• _Request_: All lines in which the word "JSON" occurs are to be extracted.

---- Dataset entries

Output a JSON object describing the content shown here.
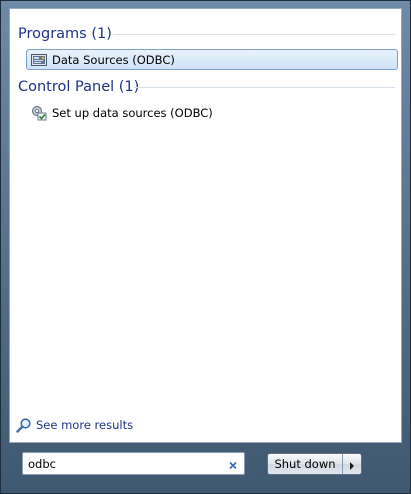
{
  "groups": [
    {
      "header": "Programs (1)",
      "items": [
        {
          "label": "Data Sources (ODBC)",
          "icon": "odbc-admin-icon",
          "selected": true
        }
      ]
    },
    {
      "header": "Control Panel (1)",
      "items": [
        {
          "label": "Set up data sources (ODBC)",
          "icon": "control-panel-tools-icon",
          "selected": false
        }
      ]
    }
  ],
  "see_more": {
    "label": "See more results",
    "icon": "search-icon"
  },
  "search": {
    "value": "odbc",
    "clear_icon": "clear-x-icon"
  },
  "shutdown": {
    "label": "Shut down",
    "arrow_icon": "arrow-right-icon"
  },
  "colors": {
    "group_header": "#1e3287",
    "selection_border": "#7da2ce",
    "menu_frame": "#4f6a86"
  }
}
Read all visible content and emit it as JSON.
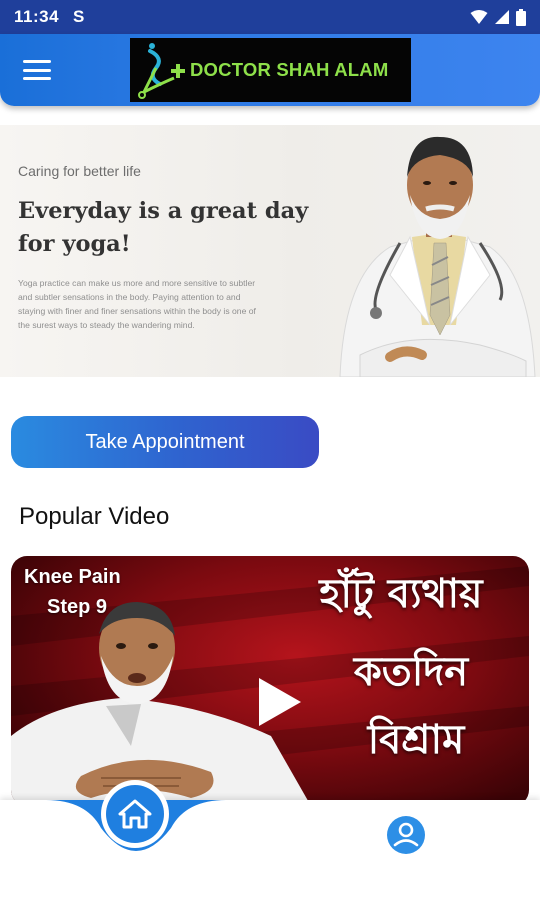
{
  "status_bar": {
    "time": "11:34",
    "app_indicator": "S",
    "icons": [
      "wifi-icon",
      "signal-icon",
      "battery-icon"
    ]
  },
  "app_bar": {
    "menu_icon": "hamburger-menu-icon",
    "logo_text": "DOCTOR SHAH ALAM"
  },
  "banner": {
    "tagline": "Caring for better life",
    "title": "Everyday is a great day for yoga!",
    "description": "Yoga practice can make us more and more sensitive to subtler and subtler sensations in the body. Paying attention to and staying with finer and finer sensations within the body is one of the surest ways to steady the wandering mind."
  },
  "appointment_button": {
    "label": "Take Appointment"
  },
  "popular_video": {
    "section_title": "Popular Video",
    "thumbnail_label_line1": "Knee Pain",
    "thumbnail_label_line2": "Step 9",
    "thumbnail_bengali_line1": "হাঁটু ব্যথায়",
    "thumbnail_bengali_line2": "কতদিন",
    "thumbnail_bengali_line3": "বিশ্রাম",
    "play_icon": "play-icon"
  },
  "bottom_nav": {
    "items": [
      {
        "icon": "home-icon",
        "active": true
      },
      {
        "icon": "profile-icon",
        "active": false
      }
    ]
  },
  "colors": {
    "status_bar": "#1f3f9b",
    "app_bar": "#2f7be6",
    "logo_green": "#8ee04a",
    "button_start": "#2a8be0",
    "button_end": "#3a4bc4",
    "nav_accent": "#1f7fe0"
  }
}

--------

• _Task response_:
Output a JSON object describing the content shown here.
Read all visible content and emit it as JSON.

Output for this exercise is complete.